§ **Exercise instructions**
Copy out all lines that carry the word "this".

§ **Records to use**
---+---

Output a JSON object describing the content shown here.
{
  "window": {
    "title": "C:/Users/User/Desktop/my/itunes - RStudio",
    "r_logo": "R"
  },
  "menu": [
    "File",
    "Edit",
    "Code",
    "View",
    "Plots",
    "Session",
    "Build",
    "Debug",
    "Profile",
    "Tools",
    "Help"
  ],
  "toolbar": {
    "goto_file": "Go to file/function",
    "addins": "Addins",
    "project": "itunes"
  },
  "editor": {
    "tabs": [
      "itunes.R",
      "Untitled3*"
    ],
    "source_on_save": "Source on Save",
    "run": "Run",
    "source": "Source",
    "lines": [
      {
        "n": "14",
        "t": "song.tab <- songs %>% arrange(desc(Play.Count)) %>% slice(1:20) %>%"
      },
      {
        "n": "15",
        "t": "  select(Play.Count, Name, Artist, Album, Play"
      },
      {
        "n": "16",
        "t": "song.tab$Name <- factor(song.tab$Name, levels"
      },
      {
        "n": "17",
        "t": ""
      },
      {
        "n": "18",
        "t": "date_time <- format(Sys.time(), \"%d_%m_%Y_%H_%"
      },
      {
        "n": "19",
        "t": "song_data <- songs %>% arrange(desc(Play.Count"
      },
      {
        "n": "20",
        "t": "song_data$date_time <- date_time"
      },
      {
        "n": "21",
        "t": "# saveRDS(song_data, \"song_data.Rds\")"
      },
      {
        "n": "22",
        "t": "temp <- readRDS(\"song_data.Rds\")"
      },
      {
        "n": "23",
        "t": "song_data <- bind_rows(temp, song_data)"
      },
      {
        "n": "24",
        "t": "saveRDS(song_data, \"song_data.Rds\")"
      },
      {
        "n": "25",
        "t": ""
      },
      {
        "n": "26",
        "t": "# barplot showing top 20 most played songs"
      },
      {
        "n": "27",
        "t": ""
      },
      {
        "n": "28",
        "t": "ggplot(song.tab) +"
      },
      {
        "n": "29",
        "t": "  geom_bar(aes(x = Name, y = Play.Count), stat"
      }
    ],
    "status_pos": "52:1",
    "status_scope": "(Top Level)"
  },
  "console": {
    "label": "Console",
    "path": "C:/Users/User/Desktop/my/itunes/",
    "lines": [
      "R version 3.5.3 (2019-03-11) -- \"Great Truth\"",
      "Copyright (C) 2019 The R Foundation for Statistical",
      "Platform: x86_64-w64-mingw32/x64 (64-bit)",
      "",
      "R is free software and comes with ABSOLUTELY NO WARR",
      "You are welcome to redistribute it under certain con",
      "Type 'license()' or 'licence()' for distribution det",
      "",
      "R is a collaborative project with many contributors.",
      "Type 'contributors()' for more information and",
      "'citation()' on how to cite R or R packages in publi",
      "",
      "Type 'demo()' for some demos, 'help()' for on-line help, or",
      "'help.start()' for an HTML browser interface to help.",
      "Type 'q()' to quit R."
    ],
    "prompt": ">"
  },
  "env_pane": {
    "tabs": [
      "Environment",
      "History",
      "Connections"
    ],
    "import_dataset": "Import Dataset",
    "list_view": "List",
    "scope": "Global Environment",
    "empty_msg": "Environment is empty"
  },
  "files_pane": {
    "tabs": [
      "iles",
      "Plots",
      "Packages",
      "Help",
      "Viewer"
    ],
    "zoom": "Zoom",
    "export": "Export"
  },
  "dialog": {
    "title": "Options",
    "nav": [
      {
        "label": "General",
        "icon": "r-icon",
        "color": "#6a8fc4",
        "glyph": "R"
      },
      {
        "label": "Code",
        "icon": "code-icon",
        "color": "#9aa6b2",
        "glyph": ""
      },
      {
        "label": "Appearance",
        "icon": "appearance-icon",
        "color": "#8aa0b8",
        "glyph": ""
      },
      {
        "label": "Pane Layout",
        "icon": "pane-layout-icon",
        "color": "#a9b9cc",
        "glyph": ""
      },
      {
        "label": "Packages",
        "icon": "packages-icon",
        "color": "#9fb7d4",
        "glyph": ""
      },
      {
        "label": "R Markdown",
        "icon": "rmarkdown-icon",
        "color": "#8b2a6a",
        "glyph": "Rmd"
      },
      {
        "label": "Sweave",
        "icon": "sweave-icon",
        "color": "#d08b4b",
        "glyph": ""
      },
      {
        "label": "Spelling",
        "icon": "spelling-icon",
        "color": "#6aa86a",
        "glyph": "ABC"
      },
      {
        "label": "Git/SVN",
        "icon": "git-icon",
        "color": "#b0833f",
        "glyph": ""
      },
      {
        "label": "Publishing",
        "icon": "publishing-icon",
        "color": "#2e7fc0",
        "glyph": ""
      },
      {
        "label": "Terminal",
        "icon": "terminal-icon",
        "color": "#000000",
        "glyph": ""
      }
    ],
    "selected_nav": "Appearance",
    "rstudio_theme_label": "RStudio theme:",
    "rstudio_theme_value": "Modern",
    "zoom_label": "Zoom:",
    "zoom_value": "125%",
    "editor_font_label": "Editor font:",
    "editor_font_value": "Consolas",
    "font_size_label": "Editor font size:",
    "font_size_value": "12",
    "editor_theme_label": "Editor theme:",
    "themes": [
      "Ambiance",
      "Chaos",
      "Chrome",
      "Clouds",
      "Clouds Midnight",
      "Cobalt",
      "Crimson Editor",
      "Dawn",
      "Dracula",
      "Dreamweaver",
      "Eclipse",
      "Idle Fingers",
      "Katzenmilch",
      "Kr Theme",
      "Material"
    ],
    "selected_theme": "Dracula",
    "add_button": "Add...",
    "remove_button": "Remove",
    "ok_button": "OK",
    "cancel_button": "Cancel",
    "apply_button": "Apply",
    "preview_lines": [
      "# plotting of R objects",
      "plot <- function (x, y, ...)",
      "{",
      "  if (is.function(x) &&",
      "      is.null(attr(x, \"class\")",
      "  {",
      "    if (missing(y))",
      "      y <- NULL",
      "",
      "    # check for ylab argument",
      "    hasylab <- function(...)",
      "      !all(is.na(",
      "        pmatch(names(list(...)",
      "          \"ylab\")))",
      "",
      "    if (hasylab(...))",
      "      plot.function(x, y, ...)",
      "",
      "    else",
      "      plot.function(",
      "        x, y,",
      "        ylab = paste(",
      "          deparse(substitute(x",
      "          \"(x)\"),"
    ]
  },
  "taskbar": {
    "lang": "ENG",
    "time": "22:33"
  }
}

---+---

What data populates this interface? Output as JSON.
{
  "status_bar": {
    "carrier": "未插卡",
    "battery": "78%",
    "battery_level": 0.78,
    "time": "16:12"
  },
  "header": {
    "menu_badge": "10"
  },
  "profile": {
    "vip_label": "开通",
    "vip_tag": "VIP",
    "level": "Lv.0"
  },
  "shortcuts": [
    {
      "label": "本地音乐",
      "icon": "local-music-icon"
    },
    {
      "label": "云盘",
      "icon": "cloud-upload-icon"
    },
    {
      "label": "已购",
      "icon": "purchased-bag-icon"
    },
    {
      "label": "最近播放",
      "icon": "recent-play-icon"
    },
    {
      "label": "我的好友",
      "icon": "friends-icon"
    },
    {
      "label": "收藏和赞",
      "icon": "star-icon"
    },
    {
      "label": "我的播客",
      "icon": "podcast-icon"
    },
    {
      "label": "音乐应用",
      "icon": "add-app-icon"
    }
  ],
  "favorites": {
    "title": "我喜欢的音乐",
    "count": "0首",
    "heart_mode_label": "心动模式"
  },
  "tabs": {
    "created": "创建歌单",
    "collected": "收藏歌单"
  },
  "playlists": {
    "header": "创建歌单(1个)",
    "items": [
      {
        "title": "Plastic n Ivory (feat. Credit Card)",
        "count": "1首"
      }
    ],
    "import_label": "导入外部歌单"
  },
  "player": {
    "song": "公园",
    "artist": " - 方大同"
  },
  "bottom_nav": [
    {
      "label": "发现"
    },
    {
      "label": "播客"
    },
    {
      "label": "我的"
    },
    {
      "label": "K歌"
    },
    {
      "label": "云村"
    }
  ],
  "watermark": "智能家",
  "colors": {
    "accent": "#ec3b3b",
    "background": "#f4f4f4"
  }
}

---+---

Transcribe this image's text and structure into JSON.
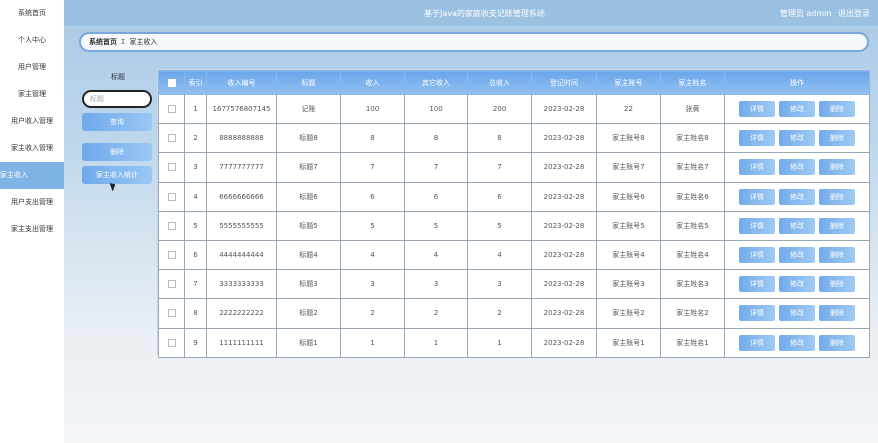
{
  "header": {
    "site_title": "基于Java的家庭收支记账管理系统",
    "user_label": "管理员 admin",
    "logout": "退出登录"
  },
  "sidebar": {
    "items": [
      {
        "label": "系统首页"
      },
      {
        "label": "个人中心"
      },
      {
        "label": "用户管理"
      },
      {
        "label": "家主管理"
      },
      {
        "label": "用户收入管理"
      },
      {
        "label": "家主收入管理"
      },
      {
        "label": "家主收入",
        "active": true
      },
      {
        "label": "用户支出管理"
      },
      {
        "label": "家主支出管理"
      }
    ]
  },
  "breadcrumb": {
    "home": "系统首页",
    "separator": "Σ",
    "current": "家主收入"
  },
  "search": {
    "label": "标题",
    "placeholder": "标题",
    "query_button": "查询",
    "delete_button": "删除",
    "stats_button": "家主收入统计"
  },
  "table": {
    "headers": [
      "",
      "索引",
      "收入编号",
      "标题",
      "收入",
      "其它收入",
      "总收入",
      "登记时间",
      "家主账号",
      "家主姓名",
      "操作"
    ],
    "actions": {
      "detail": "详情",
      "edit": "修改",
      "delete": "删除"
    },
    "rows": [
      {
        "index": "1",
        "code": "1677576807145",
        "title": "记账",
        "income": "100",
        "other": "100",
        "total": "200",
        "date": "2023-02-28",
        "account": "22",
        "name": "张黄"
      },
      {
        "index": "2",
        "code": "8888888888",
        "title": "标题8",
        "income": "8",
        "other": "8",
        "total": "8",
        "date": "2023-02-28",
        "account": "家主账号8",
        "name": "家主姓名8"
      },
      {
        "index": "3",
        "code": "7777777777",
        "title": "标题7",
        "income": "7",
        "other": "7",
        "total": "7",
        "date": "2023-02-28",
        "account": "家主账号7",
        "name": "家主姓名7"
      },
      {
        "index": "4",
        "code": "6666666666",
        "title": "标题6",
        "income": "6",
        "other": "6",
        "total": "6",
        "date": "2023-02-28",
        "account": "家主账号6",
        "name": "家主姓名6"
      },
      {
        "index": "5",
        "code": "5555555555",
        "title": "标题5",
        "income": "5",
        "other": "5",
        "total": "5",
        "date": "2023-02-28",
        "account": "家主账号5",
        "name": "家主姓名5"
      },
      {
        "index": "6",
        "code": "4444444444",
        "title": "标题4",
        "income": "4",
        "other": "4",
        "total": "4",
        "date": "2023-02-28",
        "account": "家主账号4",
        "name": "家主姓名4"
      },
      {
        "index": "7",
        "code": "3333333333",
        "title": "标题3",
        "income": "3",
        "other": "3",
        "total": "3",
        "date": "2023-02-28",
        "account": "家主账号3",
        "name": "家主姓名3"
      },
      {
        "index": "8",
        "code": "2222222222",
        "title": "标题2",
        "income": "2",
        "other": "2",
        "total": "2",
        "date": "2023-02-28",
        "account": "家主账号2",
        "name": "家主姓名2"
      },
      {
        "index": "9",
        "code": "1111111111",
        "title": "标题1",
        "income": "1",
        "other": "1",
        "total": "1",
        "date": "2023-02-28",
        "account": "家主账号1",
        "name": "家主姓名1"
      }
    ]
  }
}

---+---

§ **Final answer**
What data populates this interface? Output as JSON.
Transcribe this image's text and structure into JSON.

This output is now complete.